▶ [Request]:
Using the entries that follow, count the lines containing the word "title" and give that number by itself.

Items from a figure collection:
════════
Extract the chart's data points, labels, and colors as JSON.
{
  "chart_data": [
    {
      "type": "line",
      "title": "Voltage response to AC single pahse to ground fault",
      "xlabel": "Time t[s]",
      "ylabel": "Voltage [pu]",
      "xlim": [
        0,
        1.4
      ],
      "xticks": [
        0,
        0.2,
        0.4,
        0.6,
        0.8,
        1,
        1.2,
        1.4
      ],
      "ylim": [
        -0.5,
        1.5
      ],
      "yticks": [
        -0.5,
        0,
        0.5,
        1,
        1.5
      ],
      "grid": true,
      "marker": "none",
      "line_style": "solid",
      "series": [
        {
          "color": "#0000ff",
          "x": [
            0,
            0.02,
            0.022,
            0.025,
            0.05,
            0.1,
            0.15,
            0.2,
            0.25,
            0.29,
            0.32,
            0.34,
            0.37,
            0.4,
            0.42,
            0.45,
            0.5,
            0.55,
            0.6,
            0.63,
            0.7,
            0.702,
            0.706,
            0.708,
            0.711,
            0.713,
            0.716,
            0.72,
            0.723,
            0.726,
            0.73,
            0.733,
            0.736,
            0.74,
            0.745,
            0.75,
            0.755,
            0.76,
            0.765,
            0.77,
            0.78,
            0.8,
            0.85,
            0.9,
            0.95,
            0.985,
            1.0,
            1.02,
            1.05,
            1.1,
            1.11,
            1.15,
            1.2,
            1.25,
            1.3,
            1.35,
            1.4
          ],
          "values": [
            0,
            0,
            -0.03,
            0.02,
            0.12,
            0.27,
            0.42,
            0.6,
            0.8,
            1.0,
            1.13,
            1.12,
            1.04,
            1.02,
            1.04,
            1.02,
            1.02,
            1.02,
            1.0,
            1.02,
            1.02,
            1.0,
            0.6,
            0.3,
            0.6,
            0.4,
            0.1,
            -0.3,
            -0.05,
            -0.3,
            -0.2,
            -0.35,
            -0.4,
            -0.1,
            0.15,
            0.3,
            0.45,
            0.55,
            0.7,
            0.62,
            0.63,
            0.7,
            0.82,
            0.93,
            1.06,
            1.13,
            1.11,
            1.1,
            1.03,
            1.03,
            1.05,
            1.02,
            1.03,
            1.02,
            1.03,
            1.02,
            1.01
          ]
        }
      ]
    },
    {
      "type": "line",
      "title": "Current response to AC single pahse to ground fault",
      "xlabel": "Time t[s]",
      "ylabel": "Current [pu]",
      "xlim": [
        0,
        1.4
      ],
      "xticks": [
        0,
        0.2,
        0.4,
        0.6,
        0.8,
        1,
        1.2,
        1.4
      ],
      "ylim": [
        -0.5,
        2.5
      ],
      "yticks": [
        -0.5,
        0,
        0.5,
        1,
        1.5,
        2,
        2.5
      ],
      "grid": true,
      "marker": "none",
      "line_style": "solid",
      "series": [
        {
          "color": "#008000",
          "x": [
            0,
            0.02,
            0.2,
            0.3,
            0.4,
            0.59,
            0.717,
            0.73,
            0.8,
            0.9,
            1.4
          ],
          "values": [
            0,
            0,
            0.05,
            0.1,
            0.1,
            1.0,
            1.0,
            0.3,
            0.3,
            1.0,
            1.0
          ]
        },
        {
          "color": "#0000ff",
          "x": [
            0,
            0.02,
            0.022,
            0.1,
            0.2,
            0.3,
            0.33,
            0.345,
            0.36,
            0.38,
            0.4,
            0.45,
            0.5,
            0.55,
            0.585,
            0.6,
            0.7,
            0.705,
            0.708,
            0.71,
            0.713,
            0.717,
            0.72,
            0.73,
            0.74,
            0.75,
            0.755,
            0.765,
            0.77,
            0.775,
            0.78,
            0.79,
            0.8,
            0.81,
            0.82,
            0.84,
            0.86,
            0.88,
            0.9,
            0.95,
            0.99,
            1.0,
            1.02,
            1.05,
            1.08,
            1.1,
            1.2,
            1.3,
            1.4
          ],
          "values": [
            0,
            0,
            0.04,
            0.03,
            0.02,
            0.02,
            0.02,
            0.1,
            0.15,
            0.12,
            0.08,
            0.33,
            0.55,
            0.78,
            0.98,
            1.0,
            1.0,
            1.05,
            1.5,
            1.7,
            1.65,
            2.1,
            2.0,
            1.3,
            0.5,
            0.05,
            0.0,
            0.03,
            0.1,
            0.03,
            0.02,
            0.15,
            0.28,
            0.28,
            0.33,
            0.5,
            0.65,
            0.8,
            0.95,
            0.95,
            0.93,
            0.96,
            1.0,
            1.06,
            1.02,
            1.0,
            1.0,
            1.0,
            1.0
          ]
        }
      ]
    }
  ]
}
════════
▶ [The reply]:
2